EXERCISE INSTRUCTIONS: Return each line holding the string "Electronic".

INPUT FOR THIS TASK:
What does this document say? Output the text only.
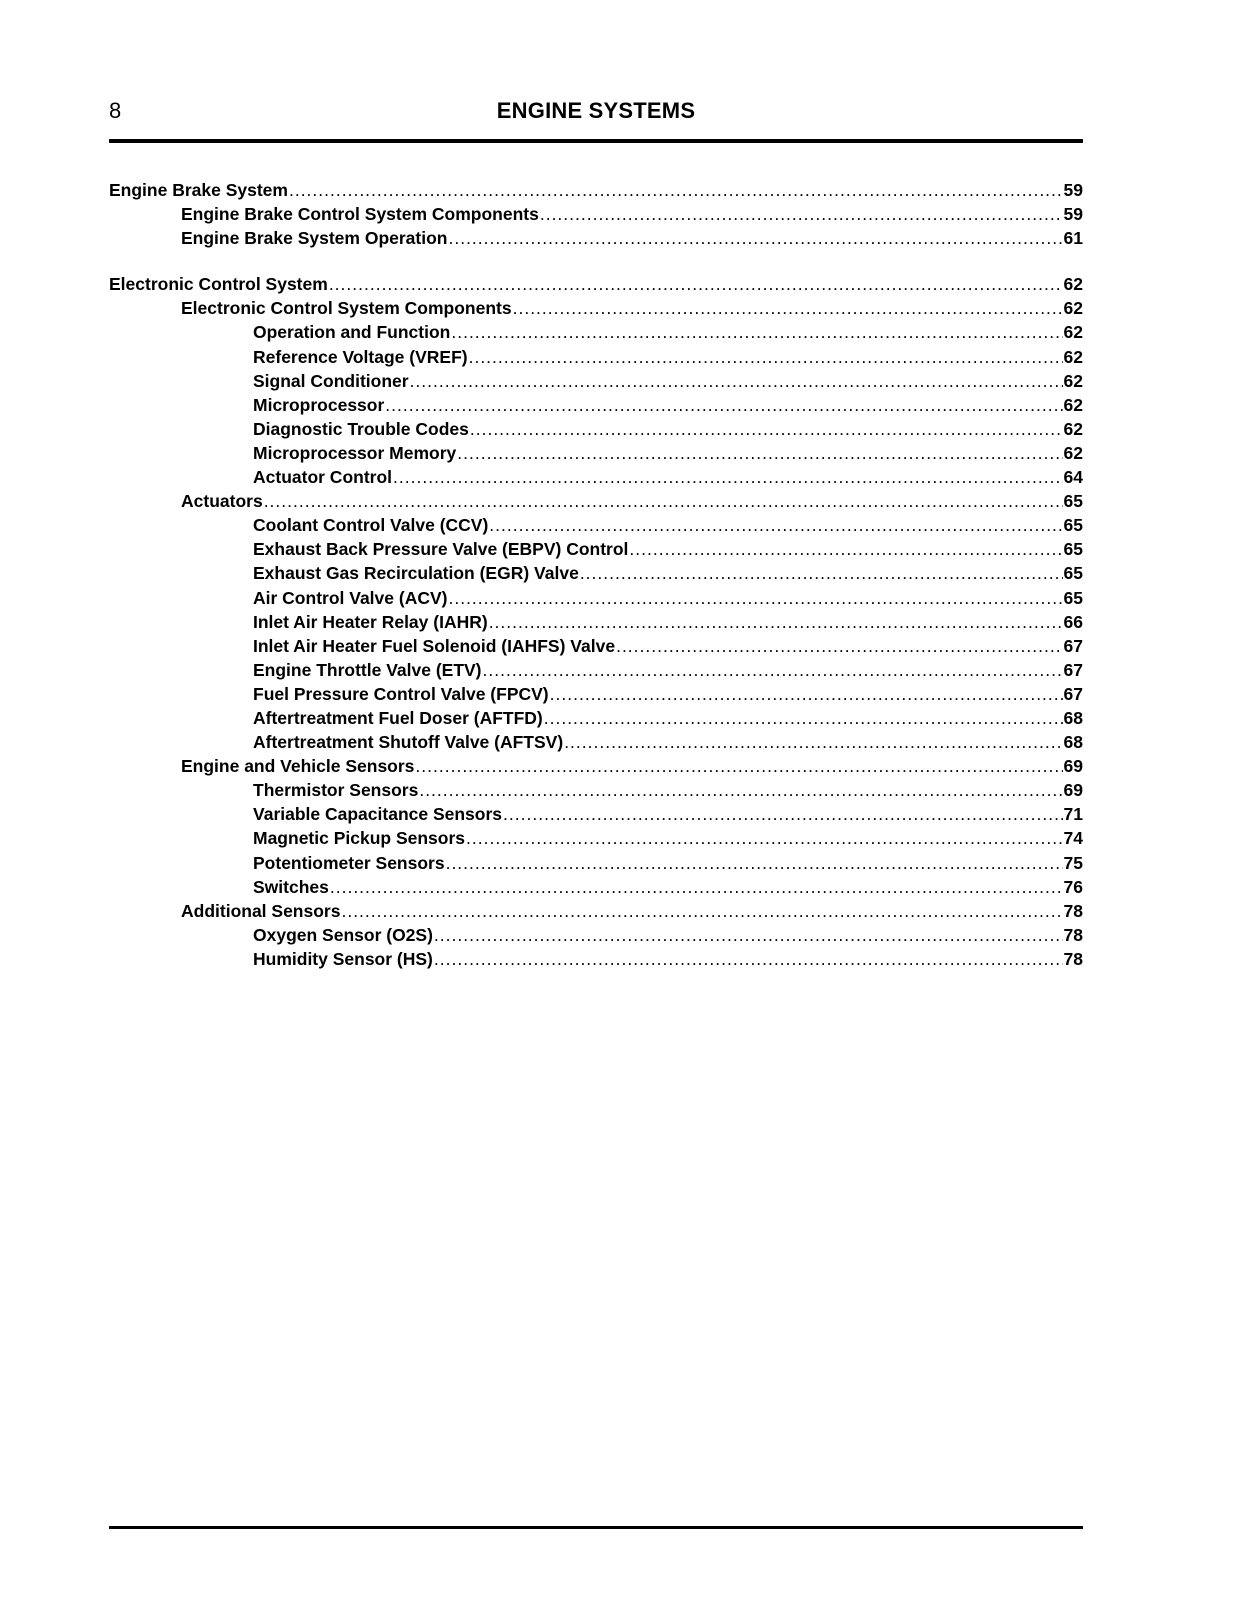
8	ENGINE SYSTEMS
Engine Brake System .....	59
Engine Brake Control System Components .....	59
Engine Brake System Operation .....	61
Electronic Control System .....	62
Electronic Control System Components .....	62
Operation and Function .....	62
Reference Voltage (VREF) .....	62
Signal Conditioner .....	62
Microprocessor .....	62
Diagnostic Trouble Codes .....	62
Microprocessor Memory .....	62
Actuator Control .....	64
Actuators .....	65
Coolant Control Valve (CCV) .....	65
Exhaust Back Pressure Valve (EBPV) Control .....	65
Exhaust Gas Recirculation (EGR) Valve .....	65
Air Control Valve (ACV) .....	65
Inlet Air Heater Relay (IAHR) .....	66
Inlet Air Heater Fuel Solenoid (IAHFS) Valve .....	67
Engine Throttle Valve (ETV) .....	67
Fuel Pressure Control Valve (FPCV) .....	67
Aftertreatment Fuel Doser (AFTFD) .....	68
Aftertreatment Shutoff Valve (AFTSV) .....	68
Engine and Vehicle Sensors .....	69
Thermistor Sensors .....	69
Variable Capacitance Sensors .....	71
Magnetic Pickup Sensors .....	74
Potentiometer Sensors .....	75
Switches .....	76
Additional Sensors .....	78
Oxygen Sensor (O2S) .....	78
Humidity Sensor (HS) .....	78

WRITTEN SOLUTION:
Electronic Control System .....	62
Electronic Control System Components .....	62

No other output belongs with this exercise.